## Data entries

################

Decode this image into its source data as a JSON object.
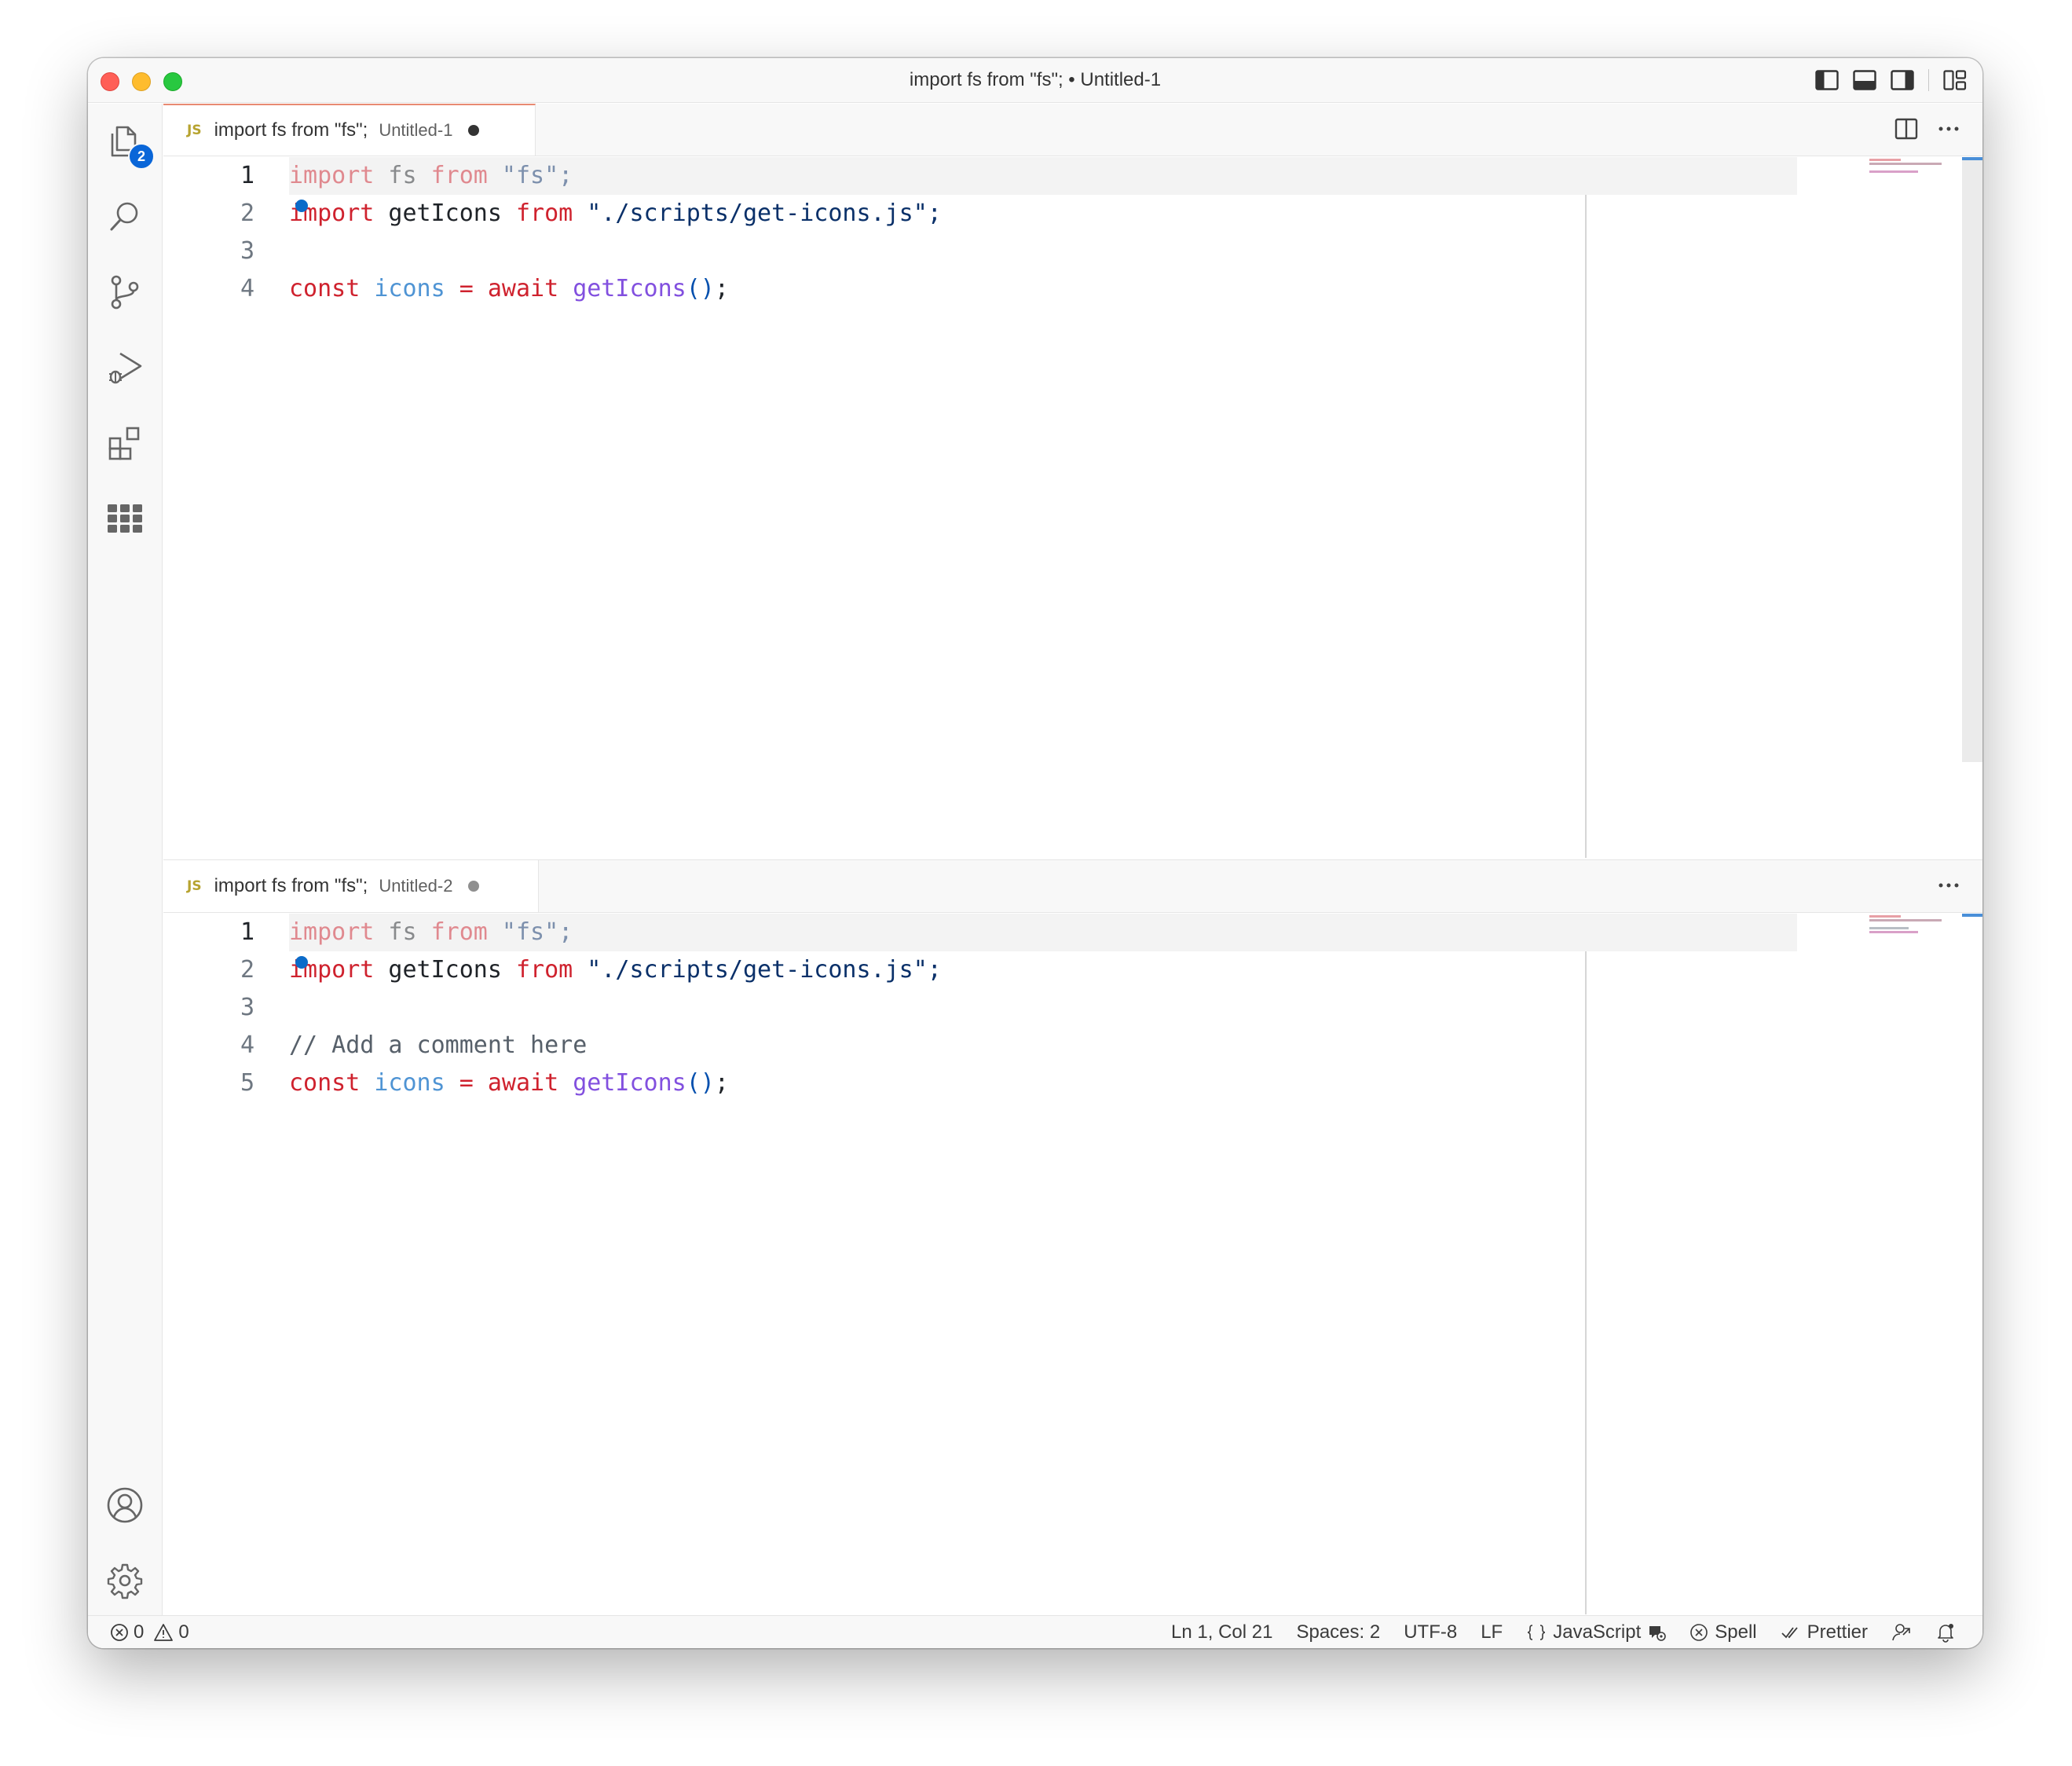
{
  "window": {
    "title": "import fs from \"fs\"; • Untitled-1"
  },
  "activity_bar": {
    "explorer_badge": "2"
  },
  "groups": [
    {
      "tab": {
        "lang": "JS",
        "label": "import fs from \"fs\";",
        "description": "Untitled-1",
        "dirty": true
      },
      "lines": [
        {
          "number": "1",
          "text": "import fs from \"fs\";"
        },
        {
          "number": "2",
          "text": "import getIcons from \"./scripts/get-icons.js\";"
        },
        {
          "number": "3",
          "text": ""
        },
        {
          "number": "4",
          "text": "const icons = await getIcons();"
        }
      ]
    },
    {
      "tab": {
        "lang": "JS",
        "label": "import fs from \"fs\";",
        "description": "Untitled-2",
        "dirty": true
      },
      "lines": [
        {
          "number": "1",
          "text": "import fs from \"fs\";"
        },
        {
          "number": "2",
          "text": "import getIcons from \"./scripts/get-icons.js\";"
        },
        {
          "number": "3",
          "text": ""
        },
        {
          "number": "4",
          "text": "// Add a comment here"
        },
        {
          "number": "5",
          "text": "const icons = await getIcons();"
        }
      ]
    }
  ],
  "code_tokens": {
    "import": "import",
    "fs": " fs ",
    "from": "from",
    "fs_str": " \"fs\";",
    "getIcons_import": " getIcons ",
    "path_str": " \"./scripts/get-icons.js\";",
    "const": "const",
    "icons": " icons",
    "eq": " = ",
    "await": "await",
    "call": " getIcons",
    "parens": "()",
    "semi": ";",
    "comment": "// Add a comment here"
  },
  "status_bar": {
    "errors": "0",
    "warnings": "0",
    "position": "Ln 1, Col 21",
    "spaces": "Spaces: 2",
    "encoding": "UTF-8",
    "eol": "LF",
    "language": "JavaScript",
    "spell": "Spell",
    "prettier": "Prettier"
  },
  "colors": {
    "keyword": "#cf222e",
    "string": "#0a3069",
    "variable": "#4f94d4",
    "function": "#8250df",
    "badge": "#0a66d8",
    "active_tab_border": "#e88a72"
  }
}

################

## Task to complete
Copy the entries exactly. Leave out the images.

## The reply
Decode this image into its source data as a JSON object.
{
  "window": {
    "title": "import fs from \"fs\"; • Untitled-1"
  },
  "activity_bar": {
    "explorer_badge": "2"
  },
  "groups": [
    {
      "tab": {
        "lang": "JS",
        "label": "import fs from \"fs\";",
        "description": "Untitled-1",
        "dirty": true
      },
      "lines": [
        {
          "number": "1",
          "text": "import fs from \"fs\";"
        },
        {
          "number": "2",
          "text": "import getIcons from \"./scripts/get-icons.js\";"
        },
        {
          "number": "3",
          "text": ""
        },
        {
          "number": "4",
          "text": "const icons = await getIcons();"
        }
      ]
    },
    {
      "tab": {
        "lang": "JS",
        "label": "import fs from \"fs\";",
        "description": "Untitled-2",
        "dirty": true
      },
      "lines": [
        {
          "number": "1",
          "text": "import fs from \"fs\";"
        },
        {
          "number": "2",
          "text": "import getIcons from \"./scripts/get-icons.js\";"
        },
        {
          "number": "3",
          "text": ""
        },
        {
          "number": "4",
          "text": "// Add a comment here"
        },
        {
          "number": "5",
          "text": "const icons = await getIcons();"
        }
      ]
    }
  ],
  "code_tokens": {
    "import": "import",
    "fs": " fs ",
    "from": "from",
    "fs_str": " \"fs\";",
    "getIcons_import": " getIcons ",
    "path_str": " \"./scripts/get-icons.js\";",
    "const": "const",
    "icons": " icons",
    "eq": " = ",
    "await": "await",
    "call": " getIcons",
    "parens": "()",
    "semi": ";",
    "comment": "// Add a comment here"
  },
  "status_bar": {
    "errors": "0",
    "warnings": "0",
    "position": "Ln 1, Col 21",
    "spaces": "Spaces: 2",
    "encoding": "UTF-8",
    "eol": "LF",
    "language": "JavaScript",
    "spell": "Spell",
    "prettier": "Prettier"
  },
  "colors": {
    "keyword": "#cf222e",
    "string": "#0a3069",
    "variable": "#4f94d4",
    "function": "#8250df",
    "badge": "#0a66d8",
    "active_tab_border": "#e88a72"
  }
}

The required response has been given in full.